Eis a visão do homem gerada pelo individualismo da Renascença e da pseudo-reforma protestante. É uma visão anti-histórica, que separa o homem de suas tradições e acaba por preconizar, para todos os povos, os mesmos regimes políticos e as mesmas constituições, meras decorrências dos Direitos do Homem e do Cidadão, sem levar em conta as particularidades diferenciadoras de cada comunidade nacional. É também uma visão infra-histórica, pois aceita os postulados fatalistas da predeterminação teológica ou do determinismo científico, transpondo para a vida social o princípio darwiniano do struggle for life e acabando por considerar os homens como animais, sujeitos a uma evolução que não alcança o plano da história.
A visão hispânica, pelo contrário, é uma visão histórica do homem inserido numa tradição e pertencente a grupos naturais (família), ou conjuntos sociais formados pelo direito costumeiro (comunidade de vizinhos, associação dos profissionais do mesmo ofício, etc.). mas daí não se segue um historicismo positivista, semelhante ao da escola histórica de direito de Savigny ou ao positivismo de Taine e Maurras, aceitando os elementos da tradição como simples fatos históricos da nacionalidade, independentemente de uma valoração metafísica.

====

INSTRUÇÕES >>
A – Reescreva o trecho sobre as visões do homem entre "A visão hispânica, pelo" e "uma valoração metafísica.", inclusive, substituindo "vizinhos" por "moradores".
B – Dê prosseguimento ao trecho sobre as visões do homem a partir do ponto em que ele termina.
O material que se segue não guarda relação alguma com o trecho.

====

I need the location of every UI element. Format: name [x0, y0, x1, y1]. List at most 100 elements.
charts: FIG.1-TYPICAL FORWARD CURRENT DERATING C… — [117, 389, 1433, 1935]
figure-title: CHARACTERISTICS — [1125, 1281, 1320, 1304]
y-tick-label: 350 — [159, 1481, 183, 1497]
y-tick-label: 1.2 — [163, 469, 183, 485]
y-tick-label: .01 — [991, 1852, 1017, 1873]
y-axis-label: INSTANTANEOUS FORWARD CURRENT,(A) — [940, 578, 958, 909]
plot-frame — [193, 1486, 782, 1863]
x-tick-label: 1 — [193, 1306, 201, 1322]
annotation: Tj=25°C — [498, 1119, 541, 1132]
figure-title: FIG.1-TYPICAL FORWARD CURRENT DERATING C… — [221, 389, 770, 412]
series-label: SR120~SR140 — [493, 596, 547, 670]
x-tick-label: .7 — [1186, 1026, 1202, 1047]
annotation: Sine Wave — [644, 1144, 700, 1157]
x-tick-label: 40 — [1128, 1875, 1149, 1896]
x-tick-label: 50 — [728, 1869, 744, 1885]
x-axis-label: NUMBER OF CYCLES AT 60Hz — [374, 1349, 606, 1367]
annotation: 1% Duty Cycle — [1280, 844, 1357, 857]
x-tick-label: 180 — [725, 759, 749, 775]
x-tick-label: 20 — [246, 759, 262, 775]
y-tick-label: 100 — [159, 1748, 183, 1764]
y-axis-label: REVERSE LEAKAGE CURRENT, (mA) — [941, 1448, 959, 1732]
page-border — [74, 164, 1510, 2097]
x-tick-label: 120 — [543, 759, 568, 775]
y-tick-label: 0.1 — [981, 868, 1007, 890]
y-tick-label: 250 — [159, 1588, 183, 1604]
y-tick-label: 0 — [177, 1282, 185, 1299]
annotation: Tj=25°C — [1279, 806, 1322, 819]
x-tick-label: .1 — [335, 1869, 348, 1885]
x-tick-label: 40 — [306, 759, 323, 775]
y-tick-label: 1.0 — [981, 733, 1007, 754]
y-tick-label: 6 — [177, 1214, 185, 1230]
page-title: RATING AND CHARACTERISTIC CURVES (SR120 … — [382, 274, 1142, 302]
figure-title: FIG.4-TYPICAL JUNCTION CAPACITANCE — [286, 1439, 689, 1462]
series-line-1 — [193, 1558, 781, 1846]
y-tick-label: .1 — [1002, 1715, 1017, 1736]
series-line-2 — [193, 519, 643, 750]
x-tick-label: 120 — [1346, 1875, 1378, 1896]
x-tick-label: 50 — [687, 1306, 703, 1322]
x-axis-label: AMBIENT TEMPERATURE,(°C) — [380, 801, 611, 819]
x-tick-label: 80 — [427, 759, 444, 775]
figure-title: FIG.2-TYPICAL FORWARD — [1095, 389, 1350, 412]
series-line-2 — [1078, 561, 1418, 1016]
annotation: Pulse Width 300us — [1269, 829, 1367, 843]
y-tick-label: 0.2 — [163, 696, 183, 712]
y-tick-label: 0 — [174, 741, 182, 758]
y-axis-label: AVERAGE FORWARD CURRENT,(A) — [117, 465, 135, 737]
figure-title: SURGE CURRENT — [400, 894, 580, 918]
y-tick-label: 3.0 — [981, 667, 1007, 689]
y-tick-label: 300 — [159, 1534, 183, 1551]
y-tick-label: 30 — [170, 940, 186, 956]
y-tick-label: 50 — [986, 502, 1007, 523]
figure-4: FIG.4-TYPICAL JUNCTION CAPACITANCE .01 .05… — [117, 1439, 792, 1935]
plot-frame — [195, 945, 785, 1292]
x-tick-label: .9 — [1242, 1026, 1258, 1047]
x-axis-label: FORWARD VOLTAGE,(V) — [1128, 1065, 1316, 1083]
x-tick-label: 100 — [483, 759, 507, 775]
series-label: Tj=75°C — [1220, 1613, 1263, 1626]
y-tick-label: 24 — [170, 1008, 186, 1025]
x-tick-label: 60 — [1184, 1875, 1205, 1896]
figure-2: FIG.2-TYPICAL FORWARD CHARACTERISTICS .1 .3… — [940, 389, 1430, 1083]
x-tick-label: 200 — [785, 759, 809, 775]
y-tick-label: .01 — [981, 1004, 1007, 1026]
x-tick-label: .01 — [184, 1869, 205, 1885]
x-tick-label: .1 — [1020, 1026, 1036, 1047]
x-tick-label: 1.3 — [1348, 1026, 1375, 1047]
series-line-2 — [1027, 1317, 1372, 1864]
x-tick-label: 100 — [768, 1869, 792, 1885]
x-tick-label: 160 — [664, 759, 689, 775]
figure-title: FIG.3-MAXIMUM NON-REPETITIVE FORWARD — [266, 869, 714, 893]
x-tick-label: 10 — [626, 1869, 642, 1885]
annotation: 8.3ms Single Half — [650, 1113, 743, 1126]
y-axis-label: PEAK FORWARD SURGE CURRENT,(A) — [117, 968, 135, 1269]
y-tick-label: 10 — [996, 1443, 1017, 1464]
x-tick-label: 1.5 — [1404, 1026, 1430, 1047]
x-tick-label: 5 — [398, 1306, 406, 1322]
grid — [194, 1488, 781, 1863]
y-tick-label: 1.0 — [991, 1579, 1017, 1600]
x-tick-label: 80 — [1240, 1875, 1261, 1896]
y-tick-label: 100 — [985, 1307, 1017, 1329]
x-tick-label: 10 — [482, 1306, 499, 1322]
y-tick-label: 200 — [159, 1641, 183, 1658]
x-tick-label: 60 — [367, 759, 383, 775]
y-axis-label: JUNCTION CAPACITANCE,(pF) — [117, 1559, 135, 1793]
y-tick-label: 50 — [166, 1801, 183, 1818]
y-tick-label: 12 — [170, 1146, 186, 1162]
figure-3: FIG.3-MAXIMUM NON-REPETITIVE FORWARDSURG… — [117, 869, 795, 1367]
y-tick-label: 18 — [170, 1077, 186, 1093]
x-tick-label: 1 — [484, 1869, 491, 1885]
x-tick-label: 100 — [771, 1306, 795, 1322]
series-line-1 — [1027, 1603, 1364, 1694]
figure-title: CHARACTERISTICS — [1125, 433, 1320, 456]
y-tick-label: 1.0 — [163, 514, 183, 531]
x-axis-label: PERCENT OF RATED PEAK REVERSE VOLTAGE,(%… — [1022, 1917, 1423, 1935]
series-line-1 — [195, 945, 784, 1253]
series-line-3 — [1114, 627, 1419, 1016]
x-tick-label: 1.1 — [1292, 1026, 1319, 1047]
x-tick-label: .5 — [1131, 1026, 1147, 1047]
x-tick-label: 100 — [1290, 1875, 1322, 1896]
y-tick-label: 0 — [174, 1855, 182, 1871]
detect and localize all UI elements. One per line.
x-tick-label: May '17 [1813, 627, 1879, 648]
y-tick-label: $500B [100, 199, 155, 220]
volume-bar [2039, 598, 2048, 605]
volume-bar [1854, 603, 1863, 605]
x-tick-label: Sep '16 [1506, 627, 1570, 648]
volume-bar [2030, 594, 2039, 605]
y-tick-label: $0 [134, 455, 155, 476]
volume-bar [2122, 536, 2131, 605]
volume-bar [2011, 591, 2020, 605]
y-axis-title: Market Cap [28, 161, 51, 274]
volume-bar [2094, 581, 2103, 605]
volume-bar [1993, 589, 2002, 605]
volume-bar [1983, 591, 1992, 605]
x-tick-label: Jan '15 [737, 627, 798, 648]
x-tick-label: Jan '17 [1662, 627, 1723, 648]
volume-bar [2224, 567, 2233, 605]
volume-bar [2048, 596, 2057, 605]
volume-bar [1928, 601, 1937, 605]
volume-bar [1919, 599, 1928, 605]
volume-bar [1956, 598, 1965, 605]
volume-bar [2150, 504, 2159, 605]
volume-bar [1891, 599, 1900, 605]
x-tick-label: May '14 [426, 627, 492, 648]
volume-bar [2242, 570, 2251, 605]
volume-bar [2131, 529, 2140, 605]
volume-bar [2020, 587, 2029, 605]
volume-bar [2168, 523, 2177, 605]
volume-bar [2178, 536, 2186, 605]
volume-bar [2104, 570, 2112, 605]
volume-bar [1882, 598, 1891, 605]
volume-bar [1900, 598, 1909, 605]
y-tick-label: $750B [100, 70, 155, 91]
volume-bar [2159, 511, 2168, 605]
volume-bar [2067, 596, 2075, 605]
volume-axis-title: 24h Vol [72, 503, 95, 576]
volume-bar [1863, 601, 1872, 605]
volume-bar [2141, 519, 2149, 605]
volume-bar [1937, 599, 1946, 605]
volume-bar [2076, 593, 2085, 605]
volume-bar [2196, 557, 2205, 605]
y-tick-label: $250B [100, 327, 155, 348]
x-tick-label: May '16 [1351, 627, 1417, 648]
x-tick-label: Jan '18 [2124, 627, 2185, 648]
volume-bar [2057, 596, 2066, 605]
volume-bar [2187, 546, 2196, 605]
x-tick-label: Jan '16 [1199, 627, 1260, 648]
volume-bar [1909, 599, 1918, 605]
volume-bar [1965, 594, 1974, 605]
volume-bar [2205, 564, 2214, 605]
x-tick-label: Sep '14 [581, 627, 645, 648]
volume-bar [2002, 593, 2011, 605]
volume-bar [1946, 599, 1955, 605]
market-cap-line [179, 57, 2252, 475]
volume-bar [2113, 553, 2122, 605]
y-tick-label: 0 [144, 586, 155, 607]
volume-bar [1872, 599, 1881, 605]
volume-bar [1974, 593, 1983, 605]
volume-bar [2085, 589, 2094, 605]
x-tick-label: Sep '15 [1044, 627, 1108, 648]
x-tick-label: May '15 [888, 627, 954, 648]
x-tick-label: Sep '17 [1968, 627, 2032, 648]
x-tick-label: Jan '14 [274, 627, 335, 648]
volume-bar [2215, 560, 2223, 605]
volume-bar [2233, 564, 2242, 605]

====

RESPOSTAS DO EXERCÍCIO >>
A –
A visão hispânica, pelo contrário, é uma visão histórica do homem inserido numa tradição e pertencente a grupos naturais (família), ou conjuntos sociais formados pelo direito costumeiro (comunidade de moradores, associação dos profissionais do mesmo ofício, etc.). mas daí não se segue um historicismo positivista, semelhante ao da escola histórica de direito de Savigny ou ao positivismo de Taine e Maurras, aceitando os elementos da tradição como simples fatos históricos da nacionalidade, independentemente de uma valoração metafísica.

B –
A visão hispânica é também uma visão supra-histórica, de sentido transcendente. O homem dessa concepção entranhadamente católica é o peregrino em demanda da Eternidade, o homo viator, a alma na busca ansiosa do Infinito.
Até mesmo pensadores como Unamuno, desgarrados da essência mais profunda das Espanhas, com o espírito mais ou menos influenciado pelo racionalismo vindo das terras frias da Europa ou a se debaterem nas angústias existencialistas, como foram as do autor de El sentimiento tragico de la vida, até mesmo estes, quando não vencidos de todo pelo vírus europeizante, refletem na sua obra o sentido transcendentalista da vida.
Daí o contraste estabelecido por Unamuno entre a ciência e a sabedoria, esta tendo por objetivo a morte, e aquela a vida. Ensinam os autores espirituais que, quando meditamos sobre a morte é para vivermos bem, e daí uma compreensão melhor da vida e uma intensidade vital como a de São Francisco de Assis, desprezando a todas as coisas do mundo e empolgando-se diante da natureza, compondo o hino ao sol e às criaturas, sentindo-se numa só família com o irmão sol, com a irmã água, com os irmãos peixes e também com a irmã morte.
A ciência pode tornar mais agradável a vida, pode contribuir para prolongá-la. Mas há valores que estão acima da própria vida. E mais vale morrer salvando esses valores do que viver indignamente. Assim também para a consciência de um cristão la pena de vivir sin consuelo vale el consuelo de morir sin pena, como se lê numa inscrição colocada à entrada das ermidas de Córdova, na Serra Morena.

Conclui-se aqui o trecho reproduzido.